Smokin' Aces Review
Where Quentin Tarantino moved smoothly from his most subtle work (Jackie Brown) to his most bombastic effort (Kill Bill: Volume 1), Joe Carnahan, who started out as sort-of Tarantino wannabe, but matured nicely with the police thriller Narc, throws a soulless pile of editing clichés into the multiplex arena that is this years Domino. In hindsight, Smokin’ Aces makes Domino warrant a second look for subtlety and subtext. Heck, it makes Revolver look good, or at least a more interesting failure. The opening 20 minutes of the film does the tough-guy story telling of Guy Richie’s first efforts (Lock, Stock…, Snatch) or John Travolta and Samuel Jacksons Marcellus Wallace/Tony "Rocky Horror" anecdote in Pulp Fiction. I happen to like this kind of story telling. This type of myth making can give insight to not only the characters of the story, but also of those who do the telling and they world they inhabit. It is unfortunate that this is just the set-up for what comes next. The second half of the film feels like an overlong strung-out version of the Mexican standoff which caps off Tony Scott’s True Romance. Despite well staged action sequences and a reasonable spatial awareness (something which has been slowly disappearing in modern action movies, case in point - the execrable MI:3 of which, co-coincidently, Carnahan was attached to direct at one point) there is simply nothing on the line and nothing to care about in the film and the whole affair is not as fun or loopy as it clearly wants to be. The over-reliance on post-processing is undoubtedly 21st century; everything else feels very much 1994.

• Data under study:
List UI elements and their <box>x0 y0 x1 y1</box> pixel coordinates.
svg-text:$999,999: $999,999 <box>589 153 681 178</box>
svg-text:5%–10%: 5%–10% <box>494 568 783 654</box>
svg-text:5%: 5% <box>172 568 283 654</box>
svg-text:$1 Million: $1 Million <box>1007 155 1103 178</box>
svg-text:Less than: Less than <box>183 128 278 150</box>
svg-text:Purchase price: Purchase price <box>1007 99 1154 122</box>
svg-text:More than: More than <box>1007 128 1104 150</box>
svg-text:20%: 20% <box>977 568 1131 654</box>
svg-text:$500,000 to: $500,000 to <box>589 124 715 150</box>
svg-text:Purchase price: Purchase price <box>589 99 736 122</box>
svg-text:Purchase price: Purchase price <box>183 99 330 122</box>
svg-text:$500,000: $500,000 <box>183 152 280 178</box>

• Goal of the exercise:
According to the Smokin' Aces review, with which police thriller did Joe Carnahan mature? The lines above are drawn from a separate source.

• Problem solution:
Narc